● EXERCISE: Print verbatim the lines of the entries from the one containing "Give me a plain-text" to the last, inclusive, and no others.

[Collected data entries]
+--

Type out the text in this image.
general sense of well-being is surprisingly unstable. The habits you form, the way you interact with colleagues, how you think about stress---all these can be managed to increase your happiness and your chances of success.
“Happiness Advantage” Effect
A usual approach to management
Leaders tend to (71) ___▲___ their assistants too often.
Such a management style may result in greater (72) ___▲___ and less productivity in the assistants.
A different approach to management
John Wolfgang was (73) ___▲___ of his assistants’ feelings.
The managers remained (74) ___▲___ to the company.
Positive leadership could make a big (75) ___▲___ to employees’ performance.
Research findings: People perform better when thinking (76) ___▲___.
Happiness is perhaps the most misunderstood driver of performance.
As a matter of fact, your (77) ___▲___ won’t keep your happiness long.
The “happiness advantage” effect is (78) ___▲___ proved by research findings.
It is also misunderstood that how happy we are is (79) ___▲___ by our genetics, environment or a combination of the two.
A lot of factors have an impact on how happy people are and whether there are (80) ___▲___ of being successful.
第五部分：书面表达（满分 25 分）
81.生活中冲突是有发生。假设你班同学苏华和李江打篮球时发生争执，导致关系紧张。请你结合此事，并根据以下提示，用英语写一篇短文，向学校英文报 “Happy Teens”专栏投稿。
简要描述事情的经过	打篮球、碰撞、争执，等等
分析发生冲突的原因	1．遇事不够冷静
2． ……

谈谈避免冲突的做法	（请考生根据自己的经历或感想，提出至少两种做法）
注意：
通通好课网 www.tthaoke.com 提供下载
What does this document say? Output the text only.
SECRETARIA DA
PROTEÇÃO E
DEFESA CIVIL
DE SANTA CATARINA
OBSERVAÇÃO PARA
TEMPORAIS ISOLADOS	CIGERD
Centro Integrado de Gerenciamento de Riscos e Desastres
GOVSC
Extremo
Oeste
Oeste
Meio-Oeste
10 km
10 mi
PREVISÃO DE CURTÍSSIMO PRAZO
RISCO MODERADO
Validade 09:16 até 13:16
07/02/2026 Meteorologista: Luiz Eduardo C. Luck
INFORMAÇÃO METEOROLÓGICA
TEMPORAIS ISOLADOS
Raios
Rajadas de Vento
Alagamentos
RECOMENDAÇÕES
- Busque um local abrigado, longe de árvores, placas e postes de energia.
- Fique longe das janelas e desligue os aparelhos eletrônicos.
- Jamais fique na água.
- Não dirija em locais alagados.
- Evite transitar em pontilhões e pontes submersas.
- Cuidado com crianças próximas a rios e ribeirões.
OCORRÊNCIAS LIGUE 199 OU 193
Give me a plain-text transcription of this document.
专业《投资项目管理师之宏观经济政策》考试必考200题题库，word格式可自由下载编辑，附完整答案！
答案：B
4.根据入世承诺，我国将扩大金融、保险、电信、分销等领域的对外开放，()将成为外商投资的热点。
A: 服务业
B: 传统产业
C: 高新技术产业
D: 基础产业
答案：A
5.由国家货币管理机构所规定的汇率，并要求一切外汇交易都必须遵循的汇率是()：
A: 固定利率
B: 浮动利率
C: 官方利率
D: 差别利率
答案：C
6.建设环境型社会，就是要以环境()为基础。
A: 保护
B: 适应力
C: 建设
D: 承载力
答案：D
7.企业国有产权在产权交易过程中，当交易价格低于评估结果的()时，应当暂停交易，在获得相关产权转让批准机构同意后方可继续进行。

+--

● PROBLEM SOLUTION:
Give me a plain-text transcription of this document.
专业《投资项目管理师之宏观经济政策》考试必考200题题库，word格式可自由下载编辑，附完整答案！
答案：B
4.根据入世承诺，我国将扩大金融、保险、电信、分销等领域的对外开放，()将成为外商投资的热点。
A: 服务业
B: 传统产业
C: 高新技术产业
D: 基础产业
答案：A
5.由国家货币管理机构所规定的汇率，并要求一切外汇交易都必须遵循的汇率是()：
A: 固定利率
B: 浮动利率
C: 官方利率
D: 差别利率
答案：C
6.建设环境型社会，就是要以环境()为基础。
A: 保护
B: 适应力
C: 建设
D: 承载力
答案：D
7.企业国有产权在产权交易过程中，当交易价格低于评估结果的()时，应当暂停交易，在获得相关产权转让批准机构同意后方可继续进行。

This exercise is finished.